--- start INPUT RECORDS ---
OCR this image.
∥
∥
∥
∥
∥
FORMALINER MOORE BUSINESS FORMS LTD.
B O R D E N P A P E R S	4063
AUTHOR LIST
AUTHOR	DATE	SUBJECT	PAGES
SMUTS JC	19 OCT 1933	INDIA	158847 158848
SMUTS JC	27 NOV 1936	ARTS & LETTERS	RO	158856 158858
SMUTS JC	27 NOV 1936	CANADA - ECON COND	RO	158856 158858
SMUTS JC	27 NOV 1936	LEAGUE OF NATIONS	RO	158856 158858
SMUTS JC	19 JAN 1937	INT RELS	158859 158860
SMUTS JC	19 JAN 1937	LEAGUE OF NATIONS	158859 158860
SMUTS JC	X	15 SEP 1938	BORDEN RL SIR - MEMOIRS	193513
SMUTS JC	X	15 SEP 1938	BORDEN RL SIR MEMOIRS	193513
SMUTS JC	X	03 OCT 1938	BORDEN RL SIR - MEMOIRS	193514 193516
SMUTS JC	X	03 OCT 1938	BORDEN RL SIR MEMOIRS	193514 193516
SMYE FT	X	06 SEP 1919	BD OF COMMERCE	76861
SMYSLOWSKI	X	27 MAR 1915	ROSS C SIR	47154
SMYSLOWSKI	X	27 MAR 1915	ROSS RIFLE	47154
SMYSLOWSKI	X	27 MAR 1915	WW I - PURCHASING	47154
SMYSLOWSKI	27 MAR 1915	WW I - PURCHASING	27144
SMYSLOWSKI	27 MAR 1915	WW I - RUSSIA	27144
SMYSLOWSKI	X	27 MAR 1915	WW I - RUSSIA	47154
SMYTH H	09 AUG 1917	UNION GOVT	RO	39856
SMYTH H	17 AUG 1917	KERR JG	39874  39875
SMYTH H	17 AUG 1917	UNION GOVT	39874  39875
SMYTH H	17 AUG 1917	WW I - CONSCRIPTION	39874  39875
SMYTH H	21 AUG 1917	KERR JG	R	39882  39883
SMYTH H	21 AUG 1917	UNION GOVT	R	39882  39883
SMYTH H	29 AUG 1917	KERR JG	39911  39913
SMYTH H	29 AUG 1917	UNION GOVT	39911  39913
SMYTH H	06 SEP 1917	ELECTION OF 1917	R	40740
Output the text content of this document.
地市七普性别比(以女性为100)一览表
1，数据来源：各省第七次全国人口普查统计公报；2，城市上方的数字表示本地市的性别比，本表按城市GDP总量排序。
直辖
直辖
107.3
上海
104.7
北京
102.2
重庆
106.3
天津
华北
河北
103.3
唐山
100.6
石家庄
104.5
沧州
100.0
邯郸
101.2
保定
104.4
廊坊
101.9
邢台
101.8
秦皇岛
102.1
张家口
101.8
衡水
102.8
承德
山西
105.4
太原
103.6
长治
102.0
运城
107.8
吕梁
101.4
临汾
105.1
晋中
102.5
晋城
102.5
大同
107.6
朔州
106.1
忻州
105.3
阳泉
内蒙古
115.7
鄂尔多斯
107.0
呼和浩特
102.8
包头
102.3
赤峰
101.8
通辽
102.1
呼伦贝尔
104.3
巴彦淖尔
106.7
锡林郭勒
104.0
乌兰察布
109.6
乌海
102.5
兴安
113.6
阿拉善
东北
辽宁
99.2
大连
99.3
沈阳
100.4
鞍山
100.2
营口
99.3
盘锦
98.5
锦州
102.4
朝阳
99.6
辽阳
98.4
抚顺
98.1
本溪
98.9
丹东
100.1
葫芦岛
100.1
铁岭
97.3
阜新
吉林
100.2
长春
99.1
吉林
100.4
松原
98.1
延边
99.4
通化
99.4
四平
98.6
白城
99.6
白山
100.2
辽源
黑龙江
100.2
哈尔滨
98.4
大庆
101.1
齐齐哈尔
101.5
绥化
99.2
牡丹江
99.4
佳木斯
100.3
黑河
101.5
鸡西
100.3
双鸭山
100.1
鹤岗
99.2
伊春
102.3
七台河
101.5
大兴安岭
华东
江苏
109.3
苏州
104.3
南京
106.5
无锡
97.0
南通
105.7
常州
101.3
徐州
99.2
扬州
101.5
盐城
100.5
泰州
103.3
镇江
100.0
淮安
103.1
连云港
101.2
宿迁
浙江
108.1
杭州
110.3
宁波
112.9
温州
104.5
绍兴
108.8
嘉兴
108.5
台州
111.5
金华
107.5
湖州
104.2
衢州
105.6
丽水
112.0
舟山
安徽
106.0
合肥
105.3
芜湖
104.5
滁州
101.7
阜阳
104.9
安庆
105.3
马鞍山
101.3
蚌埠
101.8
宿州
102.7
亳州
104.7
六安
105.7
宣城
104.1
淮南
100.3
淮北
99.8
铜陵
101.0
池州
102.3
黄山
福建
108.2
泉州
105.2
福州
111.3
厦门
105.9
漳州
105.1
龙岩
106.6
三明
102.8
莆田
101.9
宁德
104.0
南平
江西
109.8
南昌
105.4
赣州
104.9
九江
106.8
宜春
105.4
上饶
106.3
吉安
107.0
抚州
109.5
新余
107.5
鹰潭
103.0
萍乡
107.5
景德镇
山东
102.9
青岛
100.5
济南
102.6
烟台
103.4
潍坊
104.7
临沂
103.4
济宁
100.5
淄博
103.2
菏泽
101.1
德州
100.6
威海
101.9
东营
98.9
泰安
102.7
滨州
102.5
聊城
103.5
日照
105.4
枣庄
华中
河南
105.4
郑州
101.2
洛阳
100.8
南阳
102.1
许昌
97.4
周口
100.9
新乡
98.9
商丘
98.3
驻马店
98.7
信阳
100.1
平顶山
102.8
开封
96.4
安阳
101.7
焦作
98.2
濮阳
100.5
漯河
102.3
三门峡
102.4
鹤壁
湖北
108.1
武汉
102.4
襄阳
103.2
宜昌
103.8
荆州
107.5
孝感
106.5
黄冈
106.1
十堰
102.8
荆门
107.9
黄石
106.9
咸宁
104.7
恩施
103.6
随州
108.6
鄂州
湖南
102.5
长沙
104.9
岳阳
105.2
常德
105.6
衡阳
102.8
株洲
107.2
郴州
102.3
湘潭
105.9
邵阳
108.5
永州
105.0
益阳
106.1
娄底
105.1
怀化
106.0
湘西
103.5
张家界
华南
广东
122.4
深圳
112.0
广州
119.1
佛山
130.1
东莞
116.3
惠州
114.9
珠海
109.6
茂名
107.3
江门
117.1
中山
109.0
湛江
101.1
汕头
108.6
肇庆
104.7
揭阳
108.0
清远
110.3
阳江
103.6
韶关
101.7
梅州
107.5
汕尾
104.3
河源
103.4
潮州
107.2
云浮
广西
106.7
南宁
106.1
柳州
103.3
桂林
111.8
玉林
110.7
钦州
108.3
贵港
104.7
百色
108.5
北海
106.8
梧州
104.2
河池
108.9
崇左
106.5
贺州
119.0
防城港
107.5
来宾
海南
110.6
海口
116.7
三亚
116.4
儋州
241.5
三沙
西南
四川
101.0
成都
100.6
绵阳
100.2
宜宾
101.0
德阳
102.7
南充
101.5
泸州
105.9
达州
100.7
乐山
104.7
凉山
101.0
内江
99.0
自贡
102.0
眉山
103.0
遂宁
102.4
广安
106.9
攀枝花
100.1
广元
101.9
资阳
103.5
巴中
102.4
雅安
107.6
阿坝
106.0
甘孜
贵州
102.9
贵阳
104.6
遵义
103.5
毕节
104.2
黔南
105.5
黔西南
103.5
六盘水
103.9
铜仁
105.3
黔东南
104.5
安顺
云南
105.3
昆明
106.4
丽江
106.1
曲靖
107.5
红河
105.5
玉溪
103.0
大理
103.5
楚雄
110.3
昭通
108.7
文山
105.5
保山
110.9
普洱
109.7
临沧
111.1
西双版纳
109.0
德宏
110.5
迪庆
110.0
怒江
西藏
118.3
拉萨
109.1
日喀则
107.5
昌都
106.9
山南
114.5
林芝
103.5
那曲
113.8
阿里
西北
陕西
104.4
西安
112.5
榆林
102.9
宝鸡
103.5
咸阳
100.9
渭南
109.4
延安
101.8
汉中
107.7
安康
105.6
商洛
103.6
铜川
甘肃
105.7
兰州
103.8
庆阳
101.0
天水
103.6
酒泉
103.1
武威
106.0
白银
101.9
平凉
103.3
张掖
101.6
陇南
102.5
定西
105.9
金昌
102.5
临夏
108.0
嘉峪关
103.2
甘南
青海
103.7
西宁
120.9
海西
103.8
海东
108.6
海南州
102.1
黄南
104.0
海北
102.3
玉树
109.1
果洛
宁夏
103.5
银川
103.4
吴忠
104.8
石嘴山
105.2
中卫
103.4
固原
--- end INPUT RECORDS ---
THE REQUEST:
Return only those lines of the records that contain the string "PURCHASING".

EXERCISE ANSWER:
SMYSLOWSKI	X	27 MAR 1915	WW I - PURCHASING	47154
SMYSLOWSKI	27 MAR 1915	WW I - PURCHASING	27144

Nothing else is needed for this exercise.